## Task description
Identify the lines bearing the string "scenario" and gather them.

Source records:
↓

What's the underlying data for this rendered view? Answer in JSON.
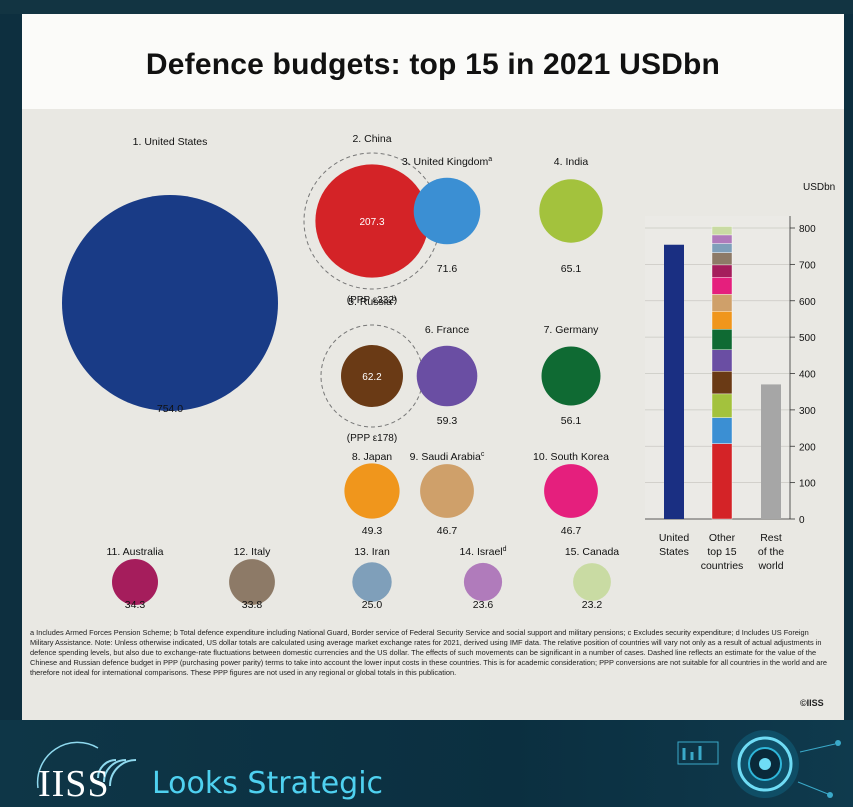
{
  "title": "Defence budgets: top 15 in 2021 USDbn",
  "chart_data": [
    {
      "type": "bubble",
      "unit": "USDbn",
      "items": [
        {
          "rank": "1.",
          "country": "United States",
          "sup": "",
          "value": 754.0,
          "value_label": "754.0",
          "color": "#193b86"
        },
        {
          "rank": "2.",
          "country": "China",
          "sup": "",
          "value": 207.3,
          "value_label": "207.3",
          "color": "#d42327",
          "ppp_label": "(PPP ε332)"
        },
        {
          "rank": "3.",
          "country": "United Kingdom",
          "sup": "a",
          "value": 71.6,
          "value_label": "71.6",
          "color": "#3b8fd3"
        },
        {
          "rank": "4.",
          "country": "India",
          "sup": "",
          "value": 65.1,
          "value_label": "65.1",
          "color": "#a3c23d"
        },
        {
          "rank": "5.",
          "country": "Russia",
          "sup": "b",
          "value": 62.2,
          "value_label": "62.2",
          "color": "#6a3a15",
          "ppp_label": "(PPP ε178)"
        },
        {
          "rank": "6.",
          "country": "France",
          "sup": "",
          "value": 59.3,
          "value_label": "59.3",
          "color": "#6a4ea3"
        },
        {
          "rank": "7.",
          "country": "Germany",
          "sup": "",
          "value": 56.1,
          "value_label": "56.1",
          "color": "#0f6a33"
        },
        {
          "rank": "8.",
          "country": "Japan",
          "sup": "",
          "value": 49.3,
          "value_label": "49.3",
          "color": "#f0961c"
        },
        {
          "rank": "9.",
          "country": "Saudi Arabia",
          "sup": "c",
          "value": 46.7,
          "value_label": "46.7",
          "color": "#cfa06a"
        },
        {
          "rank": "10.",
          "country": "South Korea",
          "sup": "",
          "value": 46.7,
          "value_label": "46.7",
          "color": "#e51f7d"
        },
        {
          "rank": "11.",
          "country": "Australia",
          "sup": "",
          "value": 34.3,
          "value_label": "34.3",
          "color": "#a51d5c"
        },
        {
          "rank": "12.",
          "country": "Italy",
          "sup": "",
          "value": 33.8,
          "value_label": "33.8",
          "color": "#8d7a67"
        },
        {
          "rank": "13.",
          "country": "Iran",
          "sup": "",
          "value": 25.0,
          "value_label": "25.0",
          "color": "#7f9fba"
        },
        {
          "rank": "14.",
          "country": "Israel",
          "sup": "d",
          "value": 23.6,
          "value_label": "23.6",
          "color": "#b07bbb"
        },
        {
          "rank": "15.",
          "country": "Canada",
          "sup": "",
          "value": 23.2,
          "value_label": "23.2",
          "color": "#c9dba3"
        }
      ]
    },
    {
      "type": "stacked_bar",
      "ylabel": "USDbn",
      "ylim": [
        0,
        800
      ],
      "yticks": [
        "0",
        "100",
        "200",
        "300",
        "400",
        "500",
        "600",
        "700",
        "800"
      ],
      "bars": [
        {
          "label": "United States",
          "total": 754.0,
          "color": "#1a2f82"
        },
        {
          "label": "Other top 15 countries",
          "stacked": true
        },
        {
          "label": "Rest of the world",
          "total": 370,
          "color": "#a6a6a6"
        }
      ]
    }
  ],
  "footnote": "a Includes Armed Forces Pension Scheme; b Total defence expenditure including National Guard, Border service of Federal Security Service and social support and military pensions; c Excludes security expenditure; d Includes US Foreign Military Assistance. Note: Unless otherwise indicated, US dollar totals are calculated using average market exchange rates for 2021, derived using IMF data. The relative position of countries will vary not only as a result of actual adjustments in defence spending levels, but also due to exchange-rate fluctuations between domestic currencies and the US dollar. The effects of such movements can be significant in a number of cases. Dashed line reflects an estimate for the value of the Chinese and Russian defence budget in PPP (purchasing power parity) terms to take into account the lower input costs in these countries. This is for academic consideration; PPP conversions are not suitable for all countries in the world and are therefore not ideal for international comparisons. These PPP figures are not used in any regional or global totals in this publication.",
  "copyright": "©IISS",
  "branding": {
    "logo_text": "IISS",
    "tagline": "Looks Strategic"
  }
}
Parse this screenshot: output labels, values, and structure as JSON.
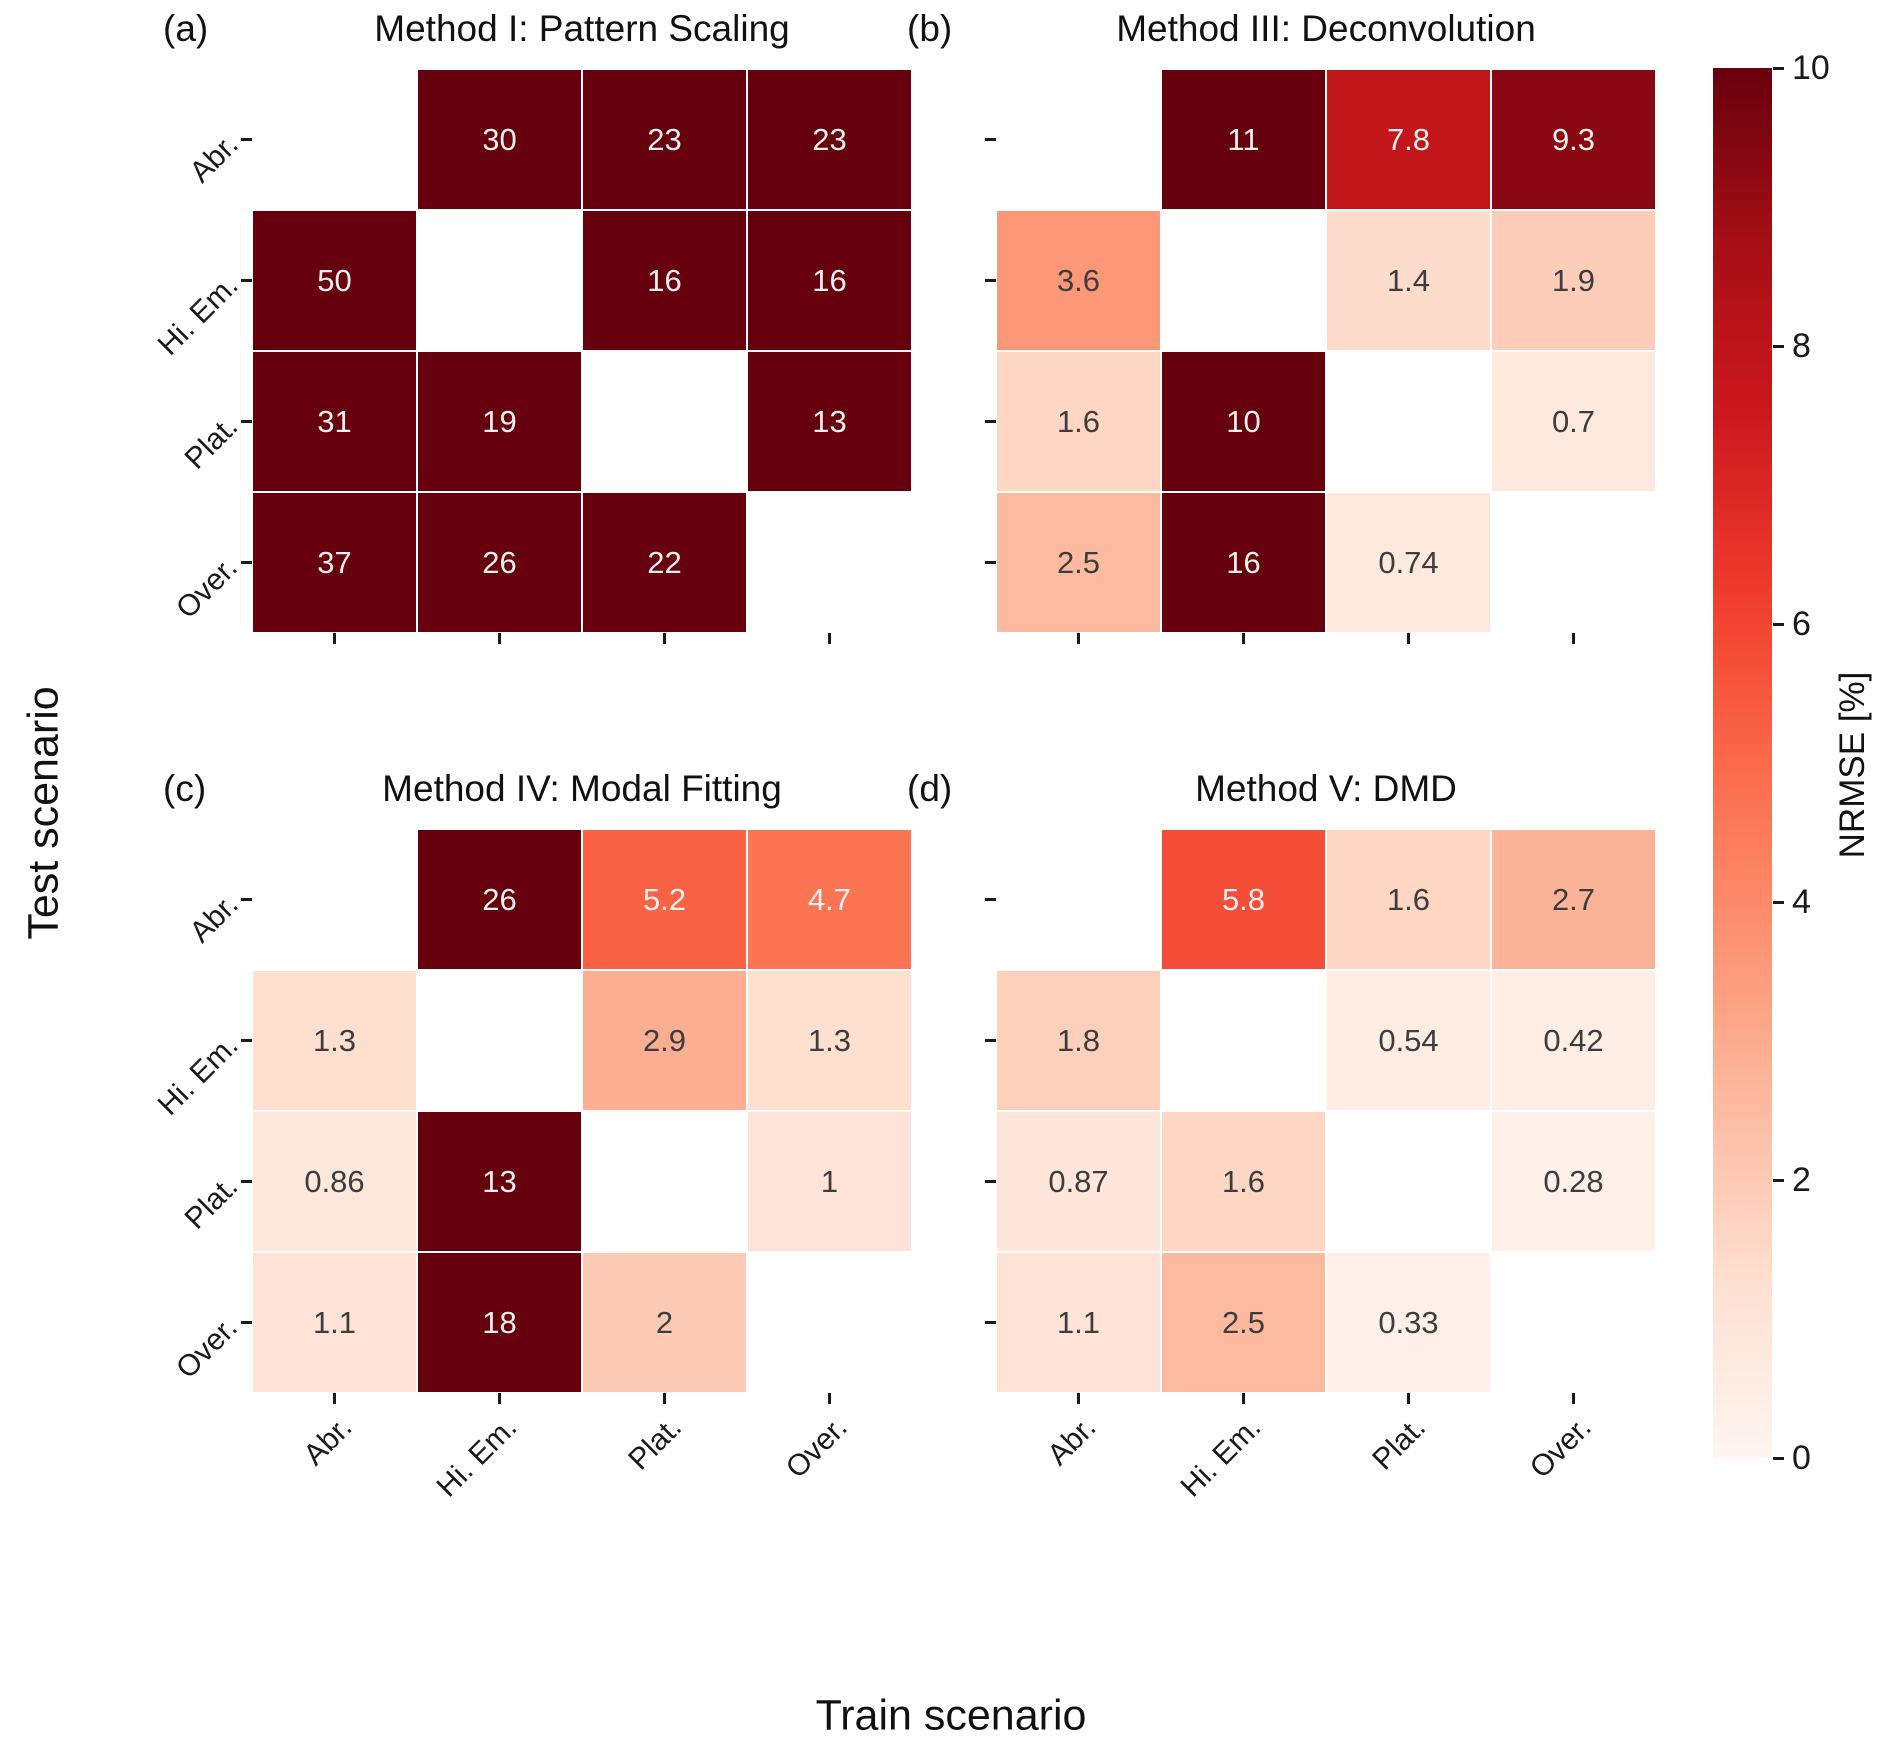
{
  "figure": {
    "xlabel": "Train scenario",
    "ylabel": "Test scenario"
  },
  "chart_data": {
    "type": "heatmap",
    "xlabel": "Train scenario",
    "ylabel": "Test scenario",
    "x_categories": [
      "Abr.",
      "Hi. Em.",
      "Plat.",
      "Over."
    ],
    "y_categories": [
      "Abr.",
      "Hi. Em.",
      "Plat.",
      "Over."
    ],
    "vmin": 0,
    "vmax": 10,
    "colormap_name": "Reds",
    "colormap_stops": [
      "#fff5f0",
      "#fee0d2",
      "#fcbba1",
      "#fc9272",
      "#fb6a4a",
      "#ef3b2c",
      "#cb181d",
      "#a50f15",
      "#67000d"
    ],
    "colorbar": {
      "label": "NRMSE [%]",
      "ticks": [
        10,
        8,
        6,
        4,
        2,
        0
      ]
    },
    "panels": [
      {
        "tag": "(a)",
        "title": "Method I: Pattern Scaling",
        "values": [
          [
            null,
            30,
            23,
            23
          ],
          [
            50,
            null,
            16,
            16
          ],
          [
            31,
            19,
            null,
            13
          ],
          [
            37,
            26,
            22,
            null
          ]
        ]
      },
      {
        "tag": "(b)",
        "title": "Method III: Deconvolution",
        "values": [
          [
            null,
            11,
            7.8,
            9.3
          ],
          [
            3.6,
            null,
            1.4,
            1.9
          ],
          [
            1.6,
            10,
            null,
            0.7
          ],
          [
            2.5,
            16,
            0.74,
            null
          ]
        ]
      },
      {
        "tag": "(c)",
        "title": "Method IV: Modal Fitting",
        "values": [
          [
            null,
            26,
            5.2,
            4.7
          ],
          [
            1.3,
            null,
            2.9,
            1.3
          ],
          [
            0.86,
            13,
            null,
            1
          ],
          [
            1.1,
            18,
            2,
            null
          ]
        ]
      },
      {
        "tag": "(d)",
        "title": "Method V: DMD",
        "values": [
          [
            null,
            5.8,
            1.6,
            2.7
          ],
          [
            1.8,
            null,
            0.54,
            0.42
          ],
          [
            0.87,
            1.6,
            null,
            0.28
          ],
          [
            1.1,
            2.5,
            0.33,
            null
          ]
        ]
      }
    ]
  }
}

↑

## Exercise output
    "xlabel": "Train scenario",
    "ylabel": "Test scenario"
    "xlabel": "Train scenario",
    "ylabel": "Test scenario",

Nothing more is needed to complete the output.